====== Supplied records

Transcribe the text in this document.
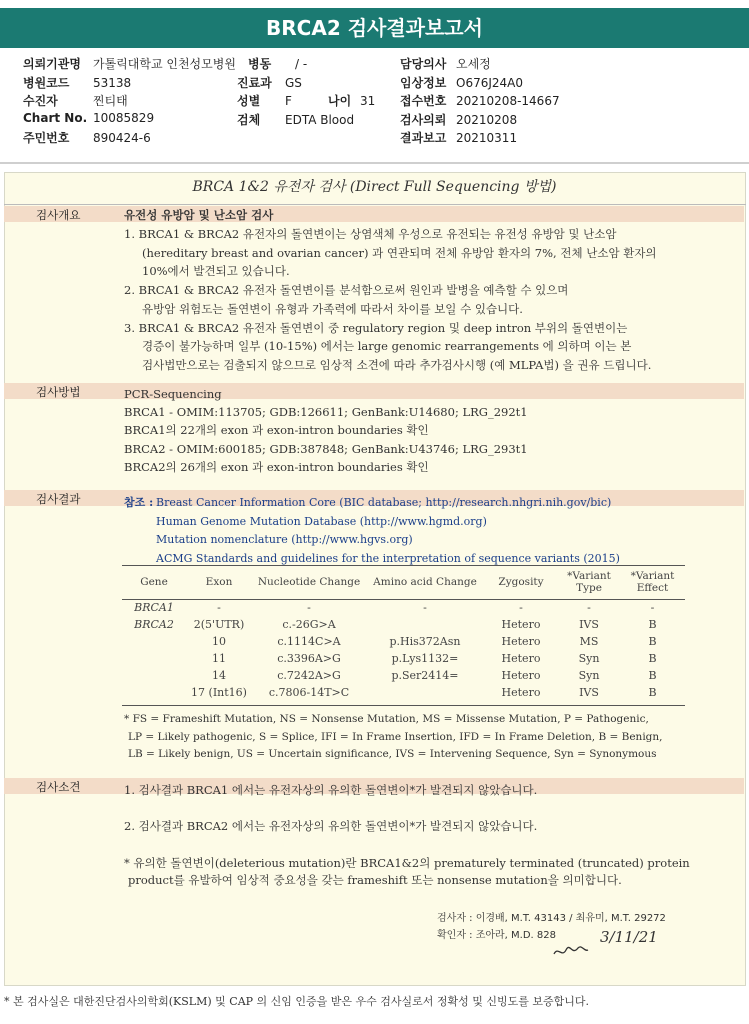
BRCA2 검사결과보고서
의뢰기관명 가톨릭대학교 인천성모병원
병원코드 53138
수진자	찐티태
Chart No. 10085829
주민번호 890424-6
병동 / -
진료과 GS
성별 F	나이 31
검체 EDTA Blood
담당의사 오세정
임상정보 O676J24A0
접수번호 20210208-14667
검사의뢰 20210208
결과보고 20210311
BRCA 1&2 유전자 검사 (Direct Full Sequencing 방법)
검사개요	유전성 유방암 및 난소암 검사
1. BRCA1 & BRCA2 유전자의 돌연변이는 상염색체 우성으로 유전되는 유전성 유방암 및 난소암
(hereditary breast and ovarian cancer) 과 연관되며 전체 유방암 환자의 7%, 전체 난소암 환자의
10%에서 발견되고 있습니다.
2. BRCA1 & BRCA2 유전자 돌연변이를 분석함으로써 원인과 발병을 예측할 수 있으며
유방암 위험도는 돌연변이 유형과 가족력에 따라서 차이를 보일 수 있습니다.
3. BRCA1 & BRCA2 유전자 돌연변이 중 regulatory region 및 deep intron 부위의 돌연변이는
경증이 불가능하며 일부 (10-15%) 에서는 large genomic rearrangements 에 의하며 이는 본
검사법만으로는 검출되지 않으므로 임상적 소견에 따라 추가검사시행 (예 MLPA법) 을 권유 드립니다.
검사방법	PCR-Sequencing
BRCA1 - OMIM:113705; GDB:126611; GenBank:U14680; LRG_292t1
BRCA1의 22개의 exon 과 exon-intron boundaries 확인
BRCA2 - OMIM:600185; GDB:387848; GenBank:U43746; LRG_293t1
BRCA2의 26개의 exon 과 exon-intron boundaries 확인
검사결과	참조 : Breast Cancer Information Core (BIC database; http://research.nhgri.nih.gov/bic)
Human Genome Mutation Database (http://www.hgmd.org)
Mutation nomenclature (http://www.hgvs.org)
ACMG Standards and guidelines for the interpretation of sequence variants (2015)
Gene	Exon	Nucleotide Change	Amino acid Change	Zygosity	*Variant Type	*Variant Effect
BRCA1	-	-	-	-	-	-
BRCA2	2(5'UTR)	c.-26G>A		Hetero	IVS	B
	10	c.1114C>A	p.His372Asn	Hetero	MS	B
	11	c.3396A>G	p.Lys1132=	Hetero	Syn	B
	14	c.7242A>G	p.Ser2414=	Hetero	Syn	B
	17 (Int16)	c.7806-14T>C		Hetero	IVS	B
* FS = Frameshift Mutation, NS = Nonsense Mutation, MS = Missense Mutation, P = Pathogenic,
LP = Likely pathogenic, S = Splice, IFI = In Frame Insertion, IFD = In Frame Deletion, B = Benign,
LB = Likely benign, US = Uncertain significance, IVS = Intervening Sequence, Syn = Synonymous
검사소견	1. 검사결과 BRCA1 에서는 유전자상의 유의한 돌연변이*가 발견되지 않았습니다.
2. 검사결과 BRCA2 에서는 유전자상의 유의한 돌연변이*가 발견되지 않았습니다.
* 유의한 돌연변이(deleterious mutation)란 BRCA1&2의 prematurely terminated (truncated) protein
product를 유발하여 임상적 중요성을 갖는 frameshift 또는 nonsense mutation을 의미합니다.
검사자 : 이경배, M.T. 43143 / 최유미, M.T. 29272
확인자 : 조아라, M.D. 828	3/11/21
* 본 검사실은 대한진단검사의학회(KSLM) 및 CAP 의 신임 인증을 받은 우수 검사실로서 정확성 및 신빙도를 보증합니다.
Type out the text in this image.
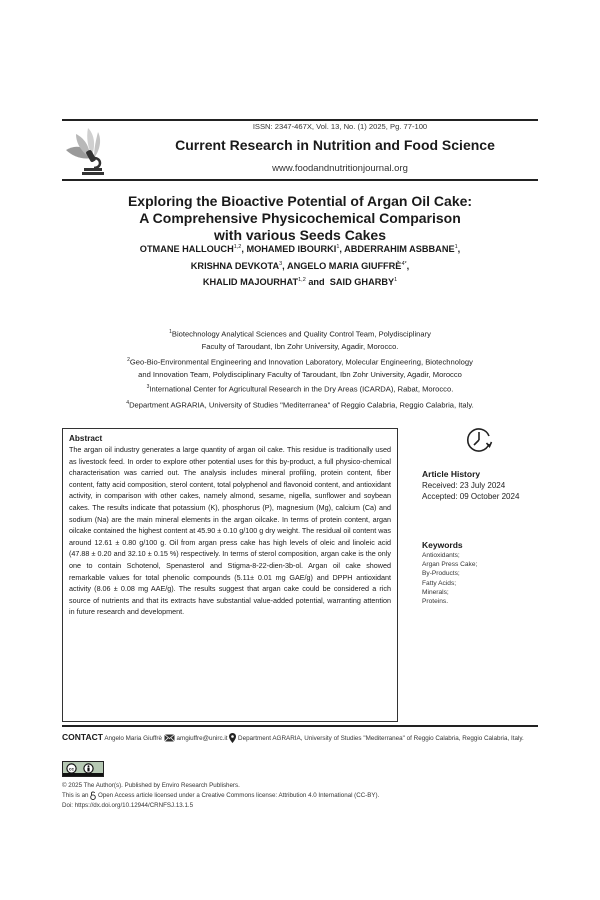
ISSN: 2347-467X, Vol. 13, No. (1) 2025, Pg. 77-100
Current Research in Nutrition and Food Science
www.foodandnutritionjournal.org
Exploring the Bioactive Potential of Argan Oil Cake:
A Comprehensive Physicochemical Comparison
with various Seeds Cakes
OTMANE HALLOUCH$^{1,2}$, MOHAMED IBOURKI$^1$, ABDERRAHIM ASBBANE$^1$,
KRISHNA DEVKOTA$^3$, ANGELO MARIA $GIUFFRÈ^{4*}$,
KHALID MAJOURHAT$^{1,2}$ and  SAID GHARBY$^1$
$^1$Biotechnology Analytical Sciences and Quality Control Team, Polydisciplinary
Faculty of Taroudant, Ibn Zohr University, Agadir, Morocco.
$^2$Geo-Bio-Environmental Engineering and Innovation Laboratory, Molecular Engineering, Biotechnology
and Innovation Team, Polydisciplinary Faculty of Taroudant, Ibn Zohr University, Agadir, Morocco
$^3$International Center for Agricultural Research in the Dry Areas (ICARDA), Rabat, Morocco.
$^4$Department AGRARIA, University of Studies "Mediterranea" of Reggio Calabria, Reggio Calabria, Italy.
Abstract
The argan oil industry generates a large quantity of argan oil cake. This residue is traditionally used as livestock feed. In order to explore other potential uses for this by-product, a full physico-chemical characterisation was carried out. The analysis includes mineral profiling, protein content, fiber content, fatty acid composition, sterol content, total polyphenol and flavonoid content, and antioxidant activity, in comparison with other cakes, namely almond, sesame, nigella, sunflower and soybean cakes. The results indicate that potassium (K), phosphorus (P), magnesium (Mg), calcium (Ca) and sodium (Na) are the main mineral elements in the argan oilcake. In terms of protein content, argan oilcake contained the highest content at 45.90 ± 0.10 g/100 g dry weight. The residual oil content was around 12.61 ± 0.80 g/100 g. Oil from argan press cake has high levels of oleic and linoleic acid (47.88 ± 0.20 and 32.10 ± 0.15 %) respectively. In terms of sterol composition, argan cake is the only one to contain Schotenol, Spenasterol and Stigma-8-22-dien-3b-ol. Argan oil cake showed remarkable values for total phenolic compounds (5.11± 0.01 mg GAE/g) and DPPH antioxidant activity (8.06 ± 0.08 mg AAE/g). The results suggest that argan cake could be considered a rich source of nutrients and that its extracts have substantial value-added potential, warranting attention in future research and development.
Article History
Received: 23 July 2024
Accepted: 09 October 2024
Keywords
Antioxidants;
Argan Press Cake;
By-Products;
Fatty Acids;
Minerals;
Proteins.
CONTACT Angelo Maria Giuffrè amgiuffre@unirc.it Department AGRARIA, University of Studies "Mediterranea" of Reggio Calabria, Reggio Calabria, Italy.
cc
© 2025 The Author(s). Published by Enviro Research Publishers.
This is an Open Access article licensed under a Creative Commons license: Attribution 4.0 International (CC-BY).
Doi: https://dx.doi.org/10.12944/CRNFSJ.13.1.5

============

- [Exercise instructions]: Could you show every line of the listing that holds the string "Taroudant"?

- [Response for this exercise]:
Faculty of Taroudant, Ibn Zohr University, Agadir, Morocco.
and Innovation Team, Polydisciplinary Faculty of Taroudant, Ibn Zohr University, Agadir, Morocco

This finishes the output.